[Figure dataset records]
━━━━━━━━━━━━━━━━━━━━━━━━━━━━━━

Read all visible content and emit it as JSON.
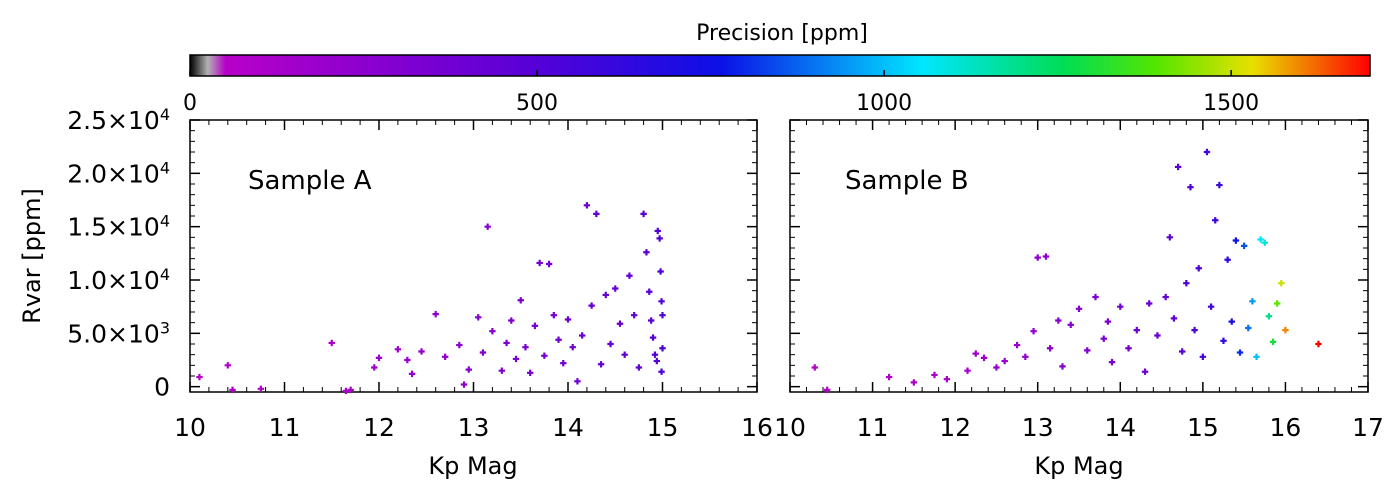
{
  "chart_data": [
    {
      "type": "scatter",
      "panel_label": "Sample A",
      "xlabel": "Kp Mag",
      "ylabel": "Rvar [ppm]",
      "xlim": [
        10,
        16
      ],
      "ylim": [
        -500,
        25000
      ],
      "x_ticks": [
        "10",
        "11",
        "12",
        "13",
        "14",
        "15",
        "16"
      ],
      "y_ticks": [
        {
          "mant": "0",
          "exp": ""
        },
        {
          "mant": "5.0×10",
          "exp": "3"
        },
        {
          "mant": "1.0×10",
          "exp": "4"
        },
        {
          "mant": "1.5×10",
          "exp": "4"
        },
        {
          "mant": "2.0×10",
          "exp": "4"
        },
        {
          "mant": "2.5×10",
          "exp": "4"
        }
      ],
      "points": [
        [
          10.1,
          900,
          60
        ],
        [
          10.4,
          2000,
          75
        ],
        [
          10.45,
          -300,
          80
        ],
        [
          10.75,
          -200,
          90
        ],
        [
          11.5,
          4100,
          110
        ],
        [
          11.65,
          -400,
          120
        ],
        [
          11.7,
          -300,
          130
        ],
        [
          11.95,
          1800,
          150
        ],
        [
          12.0,
          2700,
          160
        ],
        [
          12.2,
          3500,
          180
        ],
        [
          12.3,
          2500,
          190
        ],
        [
          12.35,
          1200,
          200
        ],
        [
          12.45,
          3300,
          210
        ],
        [
          12.6,
          6800,
          230
        ],
        [
          12.7,
          2800,
          240
        ],
        [
          12.85,
          3900,
          250
        ],
        [
          12.9,
          200,
          260
        ],
        [
          12.95,
          1600,
          265
        ],
        [
          13.05,
          6500,
          280
        ],
        [
          13.1,
          3200,
          285
        ],
        [
          13.15,
          15000,
          300
        ],
        [
          13.2,
          5200,
          300
        ],
        [
          13.3,
          1500,
          310
        ],
        [
          13.35,
          4100,
          315
        ],
        [
          13.4,
          6200,
          320
        ],
        [
          13.45,
          2600,
          330
        ],
        [
          13.5,
          8100,
          335
        ],
        [
          13.55,
          3700,
          340
        ],
        [
          13.6,
          1300,
          345
        ],
        [
          13.65,
          5700,
          350
        ],
        [
          13.7,
          11600,
          355
        ],
        [
          13.75,
          2900,
          360
        ],
        [
          13.8,
          11500,
          365
        ],
        [
          13.85,
          6700,
          370
        ],
        [
          13.9,
          4400,
          375
        ],
        [
          13.95,
          2200,
          380
        ],
        [
          14.0,
          6300,
          390
        ],
        [
          14.05,
          3700,
          395
        ],
        [
          14.1,
          500,
          400
        ],
        [
          14.15,
          4800,
          405
        ],
        [
          14.2,
          17000,
          410
        ],
        [
          14.25,
          7600,
          415
        ],
        [
          14.3,
          16200,
          420
        ],
        [
          14.35,
          2100,
          425
        ],
        [
          14.4,
          8600,
          430
        ],
        [
          14.45,
          4000,
          435
        ],
        [
          14.5,
          9200,
          440
        ],
        [
          14.55,
          5900,
          445
        ],
        [
          14.6,
          3000,
          450
        ],
        [
          14.65,
          10400,
          455
        ],
        [
          14.7,
          6700,
          460
        ],
        [
          14.75,
          1800,
          465
        ],
        [
          14.8,
          16200,
          475
        ],
        [
          14.83,
          12600,
          480
        ],
        [
          14.86,
          8900,
          485
        ],
        [
          14.88,
          6200,
          490
        ],
        [
          14.9,
          4600,
          495
        ],
        [
          14.92,
          3000,
          500
        ],
        [
          14.94,
          2400,
          505
        ],
        [
          14.95,
          14600,
          510
        ],
        [
          14.97,
          13900,
          515
        ],
        [
          14.98,
          10800,
          520
        ],
        [
          14.99,
          8000,
          525
        ],
        [
          15.0,
          6700,
          530
        ],
        [
          15.0,
          3600,
          535
        ],
        [
          14.99,
          1400,
          540
        ]
      ]
    },
    {
      "type": "scatter",
      "panel_label": "Sample B",
      "xlabel": "Kp Mag",
      "ylabel": "",
      "xlim": [
        10,
        17
      ],
      "ylim": [
        -500,
        25000
      ],
      "x_ticks": [
        "10",
        "11",
        "12",
        "13",
        "14",
        "15",
        "16",
        "17"
      ],
      "points": [
        [
          10.3,
          1800,
          60
        ],
        [
          10.45,
          -300,
          70
        ],
        [
          11.2,
          900,
          100
        ],
        [
          11.5,
          400,
          110
        ],
        [
          11.75,
          1100,
          120
        ],
        [
          11.9,
          700,
          130
        ],
        [
          12.15,
          1500,
          150
        ],
        [
          12.25,
          3100,
          160
        ],
        [
          12.35,
          2700,
          170
        ],
        [
          12.5,
          1800,
          180
        ],
        [
          12.6,
          2400,
          190
        ],
        [
          12.75,
          3900,
          210
        ],
        [
          12.85,
          2800,
          220
        ],
        [
          12.95,
          5200,
          230
        ],
        [
          13.0,
          12100,
          240
        ],
        [
          13.1,
          12200,
          250
        ],
        [
          13.15,
          3600,
          260
        ],
        [
          13.25,
          6200,
          270
        ],
        [
          13.3,
          1900,
          280
        ],
        [
          13.4,
          5800,
          290
        ],
        [
          13.5,
          7300,
          300
        ],
        [
          13.6,
          3400,
          310
        ],
        [
          13.7,
          8400,
          320
        ],
        [
          13.8,
          4500,
          330
        ],
        [
          13.85,
          6100,
          340
        ],
        [
          13.9,
          2300,
          350
        ],
        [
          14.0,
          7500,
          360
        ],
        [
          14.1,
          3600,
          370
        ],
        [
          14.2,
          5300,
          380
        ],
        [
          14.3,
          1400,
          390
        ],
        [
          14.35,
          7800,
          400
        ],
        [
          14.45,
          4800,
          420
        ],
        [
          14.55,
          8400,
          440
        ],
        [
          14.6,
          14000,
          460
        ],
        [
          14.65,
          6400,
          470
        ],
        [
          14.7,
          20600,
          480
        ],
        [
          14.75,
          3300,
          490
        ],
        [
          14.8,
          9700,
          500
        ],
        [
          14.85,
          18700,
          510
        ],
        [
          14.9,
          5300,
          520
        ],
        [
          14.95,
          11100,
          530
        ],
        [
          15.0,
          2800,
          540
        ],
        [
          15.05,
          22000,
          560
        ],
        [
          15.1,
          7500,
          580
        ],
        [
          15.15,
          15600,
          600
        ],
        [
          15.2,
          18900,
          620
        ],
        [
          15.25,
          4300,
          640
        ],
        [
          15.3,
          11900,
          660
        ],
        [
          15.35,
          6100,
          700
        ],
        [
          15.4,
          13700,
          760
        ],
        [
          15.45,
          3200,
          800
        ],
        [
          15.5,
          13200,
          850
        ],
        [
          15.55,
          5500,
          900
        ],
        [
          15.6,
          8000,
          950
        ],
        [
          15.65,
          2800,
          1000
        ],
        [
          15.7,
          13800,
          1050
        ],
        [
          15.75,
          13500,
          1100
        ],
        [
          15.8,
          6600,
          1200
        ],
        [
          15.85,
          4200,
          1300
        ],
        [
          15.9,
          7800,
          1400
        ],
        [
          15.95,
          9700,
          1500
        ],
        [
          16.0,
          5300,
          1600
        ],
        [
          16.4,
          4000,
          1700
        ]
      ]
    }
  ],
  "colorbar": {
    "title": "Precision [ppm]",
    "min": 0,
    "max": 1700,
    "tick_values": [
      0,
      500,
      1000,
      1500
    ],
    "tick_labels": [
      "0",
      "500",
      "1000",
      "1500"
    ],
    "colormap": "rainbow (black → purple → blue → cyan → green → yellow → red)"
  }
}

━━━━━━━━━━━━━━━━━━━━━━━━━━━━━━

EXERCISE DIRECTIONS -
Without including any pictures, output all the entries above exactly.

TASK RESULT -
Read all visible content and emit it as JSON.
{
  "chart_data": [
    {
      "type": "scatter",
      "panel_label": "Sample A",
      "xlabel": "Kp Mag",
      "ylabel": "Rvar [ppm]",
      "xlim": [
        10,
        16
      ],
      "ylim": [
        -500,
        25000
      ],
      "x_ticks": [
        "10",
        "11",
        "12",
        "13",
        "14",
        "15",
        "16"
      ],
      "y_ticks": [
        {
          "mant": "0",
          "exp": ""
        },
        {
          "mant": "5.0×10",
          "exp": "3"
        },
        {
          "mant": "1.0×10",
          "exp": "4"
        },
        {
          "mant": "1.5×10",
          "exp": "4"
        },
        {
          "mant": "2.0×10",
          "exp": "4"
        },
        {
          "mant": "2.5×10",
          "exp": "4"
        }
      ],
      "points": [
        [
          10.1,
          900,
          60
        ],
        [
          10.4,
          2000,
          75
        ],
        [
          10.45,
          -300,
          80
        ],
        [
          10.75,
          -200,
          90
        ],
        [
          11.5,
          4100,
          110
        ],
        [
          11.65,
          -400,
          120
        ],
        [
          11.7,
          -300,
          130
        ],
        [
          11.95,
          1800,
          150
        ],
        [
          12.0,
          2700,
          160
        ],
        [
          12.2,
          3500,
          180
        ],
        [
          12.3,
          2500,
          190
        ],
        [
          12.35,
          1200,
          200
        ],
        [
          12.45,
          3300,
          210
        ],
        [
          12.6,
          6800,
          230
        ],
        [
          12.7,
          2800,
          240
        ],
        [
          12.85,
          3900,
          250
        ],
        [
          12.9,
          200,
          260
        ],
        [
          12.95,
          1600,
          265
        ],
        [
          13.05,
          6500,
          280
        ],
        [
          13.1,
          3200,
          285
        ],
        [
          13.15,
          15000,
          300
        ],
        [
          13.2,
          5200,
          300
        ],
        [
          13.3,
          1500,
          310
        ],
        [
          13.35,
          4100,
          315
        ],
        [
          13.4,
          6200,
          320
        ],
        [
          13.45,
          2600,
          330
        ],
        [
          13.5,
          8100,
          335
        ],
        [
          13.55,
          3700,
          340
        ],
        [
          13.6,
          1300,
          345
        ],
        [
          13.65,
          5700,
          350
        ],
        [
          13.7,
          11600,
          355
        ],
        [
          13.75,
          2900,
          360
        ],
        [
          13.8,
          11500,
          365
        ],
        [
          13.85,
          6700,
          370
        ],
        [
          13.9,
          4400,
          375
        ],
        [
          13.95,
          2200,
          380
        ],
        [
          14.0,
          6300,
          390
        ],
        [
          14.05,
          3700,
          395
        ],
        [
          14.1,
          500,
          400
        ],
        [
          14.15,
          4800,
          405
        ],
        [
          14.2,
          17000,
          410
        ],
        [
          14.25,
          7600,
          415
        ],
        [
          14.3,
          16200,
          420
        ],
        [
          14.35,
          2100,
          425
        ],
        [
          14.4,
          8600,
          430
        ],
        [
          14.45,
          4000,
          435
        ],
        [
          14.5,
          9200,
          440
        ],
        [
          14.55,
          5900,
          445
        ],
        [
          14.6,
          3000,
          450
        ],
        [
          14.65,
          10400,
          455
        ],
        [
          14.7,
          6700,
          460
        ],
        [
          14.75,
          1800,
          465
        ],
        [
          14.8,
          16200,
          475
        ],
        [
          14.83,
          12600,
          480
        ],
        [
          14.86,
          8900,
          485
        ],
        [
          14.88,
          6200,
          490
        ],
        [
          14.9,
          4600,
          495
        ],
        [
          14.92,
          3000,
          500
        ],
        [
          14.94,
          2400,
          505
        ],
        [
          14.95,
          14600,
          510
        ],
        [
          14.97,
          13900,
          515
        ],
        [
          14.98,
          10800,
          520
        ],
        [
          14.99,
          8000,
          525
        ],
        [
          15.0,
          6700,
          530
        ],
        [
          15.0,
          3600,
          535
        ],
        [
          14.99,
          1400,
          540
        ]
      ]
    },
    {
      "type": "scatter",
      "panel_label": "Sample B",
      "xlabel": "Kp Mag",
      "ylabel": "",
      "xlim": [
        10,
        17
      ],
      "ylim": [
        -500,
        25000
      ],
      "x_ticks": [
        "10",
        "11",
        "12",
        "13",
        "14",
        "15",
        "16",
        "17"
      ],
      "points": [
        [
          10.3,
          1800,
          60
        ],
        [
          10.45,
          -300,
          70
        ],
        [
          11.2,
          900,
          100
        ],
        [
          11.5,
          400,
          110
        ],
        [
          11.75,
          1100,
          120
        ],
        [
          11.9,
          700,
          130
        ],
        [
          12.15,
          1500,
          150
        ],
        [
          12.25,
          3100,
          160
        ],
        [
          12.35,
          2700,
          170
        ],
        [
          12.5,
          1800,
          180
        ],
        [
          12.6,
          2400,
          190
        ],
        [
          12.75,
          3900,
          210
        ],
        [
          12.85,
          2800,
          220
        ],
        [
          12.95,
          5200,
          230
        ],
        [
          13.0,
          12100,
          240
        ],
        [
          13.1,
          12200,
          250
        ],
        [
          13.15,
          3600,
          260
        ],
        [
          13.25,
          6200,
          270
        ],
        [
          13.3,
          1900,
          280
        ],
        [
          13.4,
          5800,
          290
        ],
        [
          13.5,
          7300,
          300
        ],
        [
          13.6,
          3400,
          310
        ],
        [
          13.7,
          8400,
          320
        ],
        [
          13.8,
          4500,
          330
        ],
        [
          13.85,
          6100,
          340
        ],
        [
          13.9,
          2300,
          350
        ],
        [
          14.0,
          7500,
          360
        ],
        [
          14.1,
          3600,
          370
        ],
        [
          14.2,
          5300,
          380
        ],
        [
          14.3,
          1400,
          390
        ],
        [
          14.35,
          7800,
          400
        ],
        [
          14.45,
          4800,
          420
        ],
        [
          14.55,
          8400,
          440
        ],
        [
          14.6,
          14000,
          460
        ],
        [
          14.65,
          6400,
          470
        ],
        [
          14.7,
          20600,
          480
        ],
        [
          14.75,
          3300,
          490
        ],
        [
          14.8,
          9700,
          500
        ],
        [
          14.85,
          18700,
          510
        ],
        [
          14.9,
          5300,
          520
        ],
        [
          14.95,
          11100,
          530
        ],
        [
          15.0,
          2800,
          540
        ],
        [
          15.05,
          22000,
          560
        ],
        [
          15.1,
          7500,
          580
        ],
        [
          15.15,
          15600,
          600
        ],
        [
          15.2,
          18900,
          620
        ],
        [
          15.25,
          4300,
          640
        ],
        [
          15.3,
          11900,
          660
        ],
        [
          15.35,
          6100,
          700
        ],
        [
          15.4,
          13700,
          760
        ],
        [
          15.45,
          3200,
          800
        ],
        [
          15.5,
          13200,
          850
        ],
        [
          15.55,
          5500,
          900
        ],
        [
          15.6,
          8000,
          950
        ],
        [
          15.65,
          2800,
          1000
        ],
        [
          15.7,
          13800,
          1050
        ],
        [
          15.75,
          13500,
          1100
        ],
        [
          15.8,
          6600,
          1200
        ],
        [
          15.85,
          4200,
          1300
        ],
        [
          15.9,
          7800,
          1400
        ],
        [
          15.95,
          9700,
          1500
        ],
        [
          16.0,
          5300,
          1600
        ],
        [
          16.4,
          4000,
          1700
        ]
      ]
    }
  ],
  "colorbar": {
    "title": "Precision [ppm]",
    "min": 0,
    "max": 1700,
    "tick_values": [
      0,
      500,
      1000,
      1500
    ],
    "tick_labels": [
      "0",
      "500",
      "1000",
      "1500"
    ],
    "colormap": "rainbow (black → purple → blue → cyan → green → yellow → red)"
  }
}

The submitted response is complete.